Dataset entries
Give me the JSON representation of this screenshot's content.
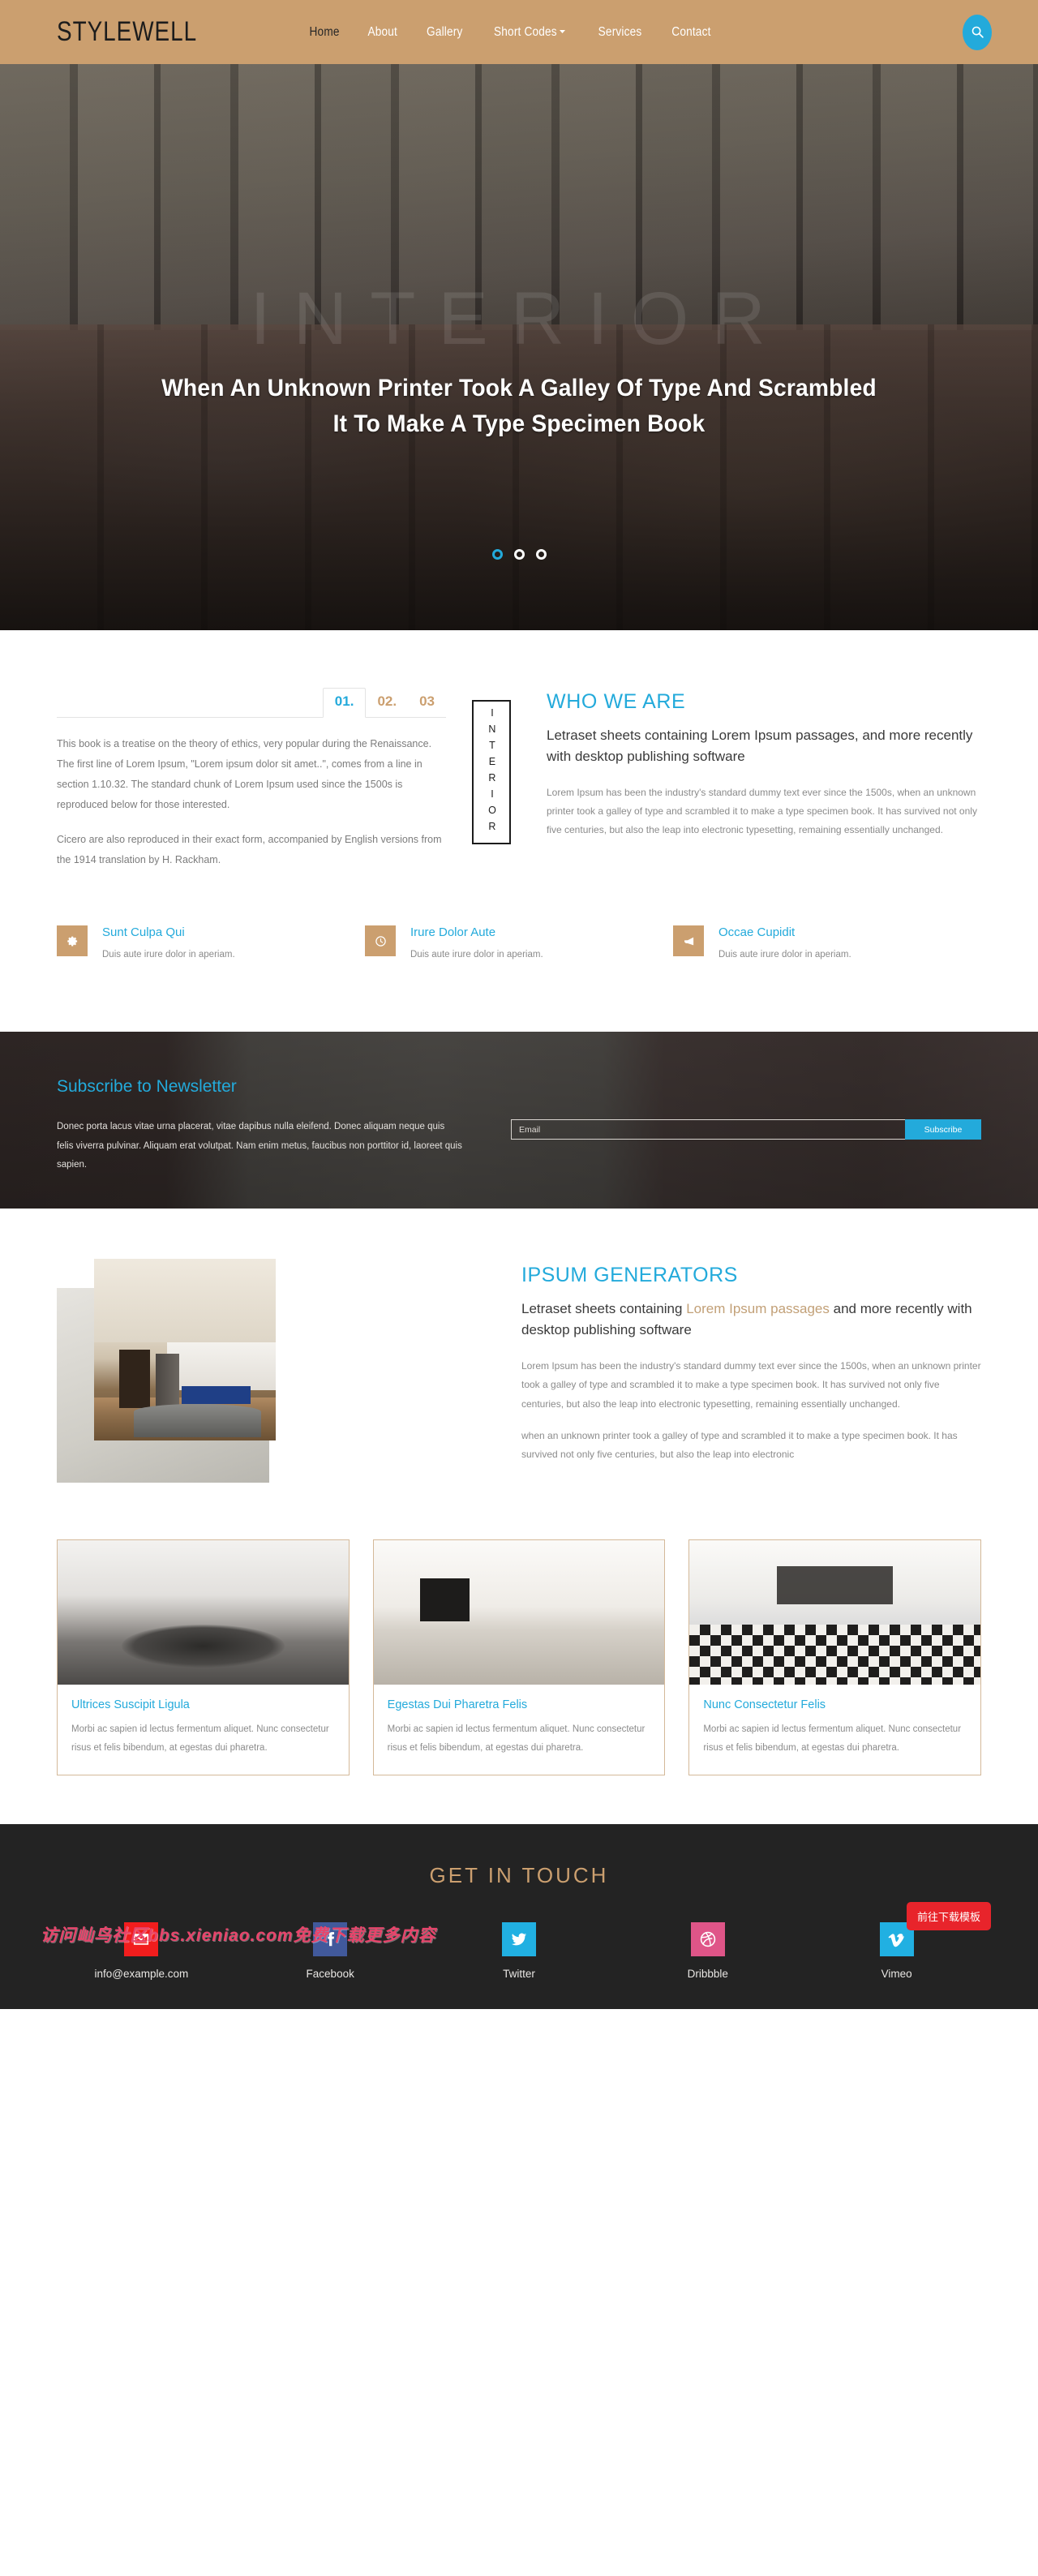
{
  "header": {
    "logo": "STYLEWELL",
    "nav": [
      {
        "label": "Home",
        "active": true,
        "caret": false
      },
      {
        "label": "About",
        "active": false,
        "caret": false
      },
      {
        "label": "Gallery",
        "active": false,
        "caret": false
      },
      {
        "label": "Short Codes",
        "active": false,
        "caret": true
      },
      {
        "label": "Services",
        "active": false,
        "caret": false
      },
      {
        "label": "Contact",
        "active": false,
        "caret": false
      }
    ],
    "search_icon": "search-icon",
    "bg_color": "#cb9f6f",
    "accent_color": "#23aadb"
  },
  "hero": {
    "watermark": "INTERIOR",
    "title_line1": "When An Unknown Printer Took A Galley Of Type And Scrambled",
    "title_line2": "It To Make A Type Specimen Book",
    "dots": [
      "1",
      "2",
      "3"
    ],
    "active_dot": 0
  },
  "about": {
    "tabs": [
      {
        "label": "01.",
        "active": true
      },
      {
        "label": "02.",
        "active": false
      },
      {
        "label": "03",
        "active": false
      }
    ],
    "paragraph1": "This book is a treatise on the theory of ethics, very popular during the Renaissance. The first line of Lorem Ipsum, \"Lorem ipsum dolor sit amet..\", comes from a line in section 1.10.32. The standard chunk of Lorem Ipsum used since the 1500s is reproduced below for those interested.",
    "paragraph2": "Cicero are also reproduced in their exact form, accompanied by English versions from the 1914 translation by H. Rackham.",
    "vertical_label": "INTERIOR",
    "title": "WHO WE ARE",
    "lead": "Letraset sheets containing Lorem Ipsum passages, and more recently with desktop publishing software",
    "body": "Lorem Ipsum has been the industry's standard dummy text ever since the 1500s, when an unknown printer took a galley of type and scrambled it to make a type specimen book. It has survived not only five centuries, but also the leap into electronic typesetting, remaining essentially unchanged."
  },
  "features": [
    {
      "icon": "gear-icon",
      "title": "Sunt Culpa Qui",
      "desc": "Duis aute irure dolor in aperiam."
    },
    {
      "icon": "clock-icon",
      "title": "Irure Dolor Aute",
      "desc": "Duis aute irure dolor in aperiam."
    },
    {
      "icon": "megaphone-icon",
      "title": "Occae Cupidit",
      "desc": "Duis aute irure dolor in aperiam."
    }
  ],
  "newsletter": {
    "title": "Subscribe to Newsletter",
    "desc": "Donec porta lacus vitae urna placerat, vitae dapibus nulla eleifend. Donec aliquam neque quis felis viverra pulvinar. Aliquam erat volutpat. Nam enim metus, faucibus non porttitor id, laoreet quis sapien.",
    "input_placeholder": "Email",
    "input_value": "",
    "button": "Subscribe",
    "button_color": "#23aadb"
  },
  "ipsum": {
    "title": "IPSUM GENERATORS",
    "lead_part1": "Letraset sheets containing ",
    "lead_accent": "Lorem Ipsum passages",
    "lead_part2": " and more recently with desktop publishing software",
    "body1": "Lorem Ipsum has been the industry's standard dummy text ever since the 1500s, when an unknown printer took a galley of type and scrambled it to make a type specimen book. It has survived not only five centuries, but also the leap into electronic typesetting, remaining essentially unchanged.",
    "body2": "when an unknown printer took a galley of type and scrambled it to make a type specimen book. It has survived not only five centuries, but also the leap into electronic"
  },
  "cards": [
    {
      "title": "Ultrices Suscipit Ligula",
      "desc": "Morbi ac sapien id lectus fermentum aliquet. Nunc consectetur risus et felis bibendum, at egestas dui pharetra."
    },
    {
      "title": "Egestas Dui Pharetra Felis",
      "desc": "Morbi ac sapien id lectus fermentum aliquet. Nunc consectetur risus et felis bibendum, at egestas dui pharetra."
    },
    {
      "title": "Nunc Consectetur Felis",
      "desc": "Morbi ac sapien id lectus fermentum aliquet. Nunc consectetur risus et felis bibendum, at egestas dui pharetra."
    }
  ],
  "footer": {
    "title": "GET IN TOUCH",
    "socials": [
      {
        "icon": "envelope-icon",
        "label": "info@example.com",
        "color": "#f21d1d"
      },
      {
        "icon": "facebook-icon",
        "label": "Facebook",
        "color": "#41599b"
      },
      {
        "icon": "twitter-icon",
        "label": "Twitter",
        "color": "#21b0e2"
      },
      {
        "icon": "dribbble-icon",
        "label": "Dribbble",
        "color": "#df5588"
      },
      {
        "icon": "vimeo-icon",
        "label": "Vimeo",
        "color": "#21b0e2"
      }
    ],
    "watermark_text": "访问屾鸟社区bbs.xieniao.com免费下载更多内容",
    "download_button": "前往下载模板"
  }
}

**To be done:** Go through the listing above and pull out each line containing the word "been".

**Answer:**
    "body": "Lorem Ipsum has been the industry's standard dummy text ever since the 1500s, when an unknown printer took a galley of type and scrambled it to make a type specimen book. It has survived not only five centuries, but also the leap into electronic typesetting, remaining essentially unchanged."
    "body1": "Lorem Ipsum has been the industry's standard dummy text ever since the 1500s, when an unknown printer took a galley of type and scrambled it to make a type specimen book. It has survived not only five centuries, but also the leap into electronic typesetting, remaining essentially unchanged.",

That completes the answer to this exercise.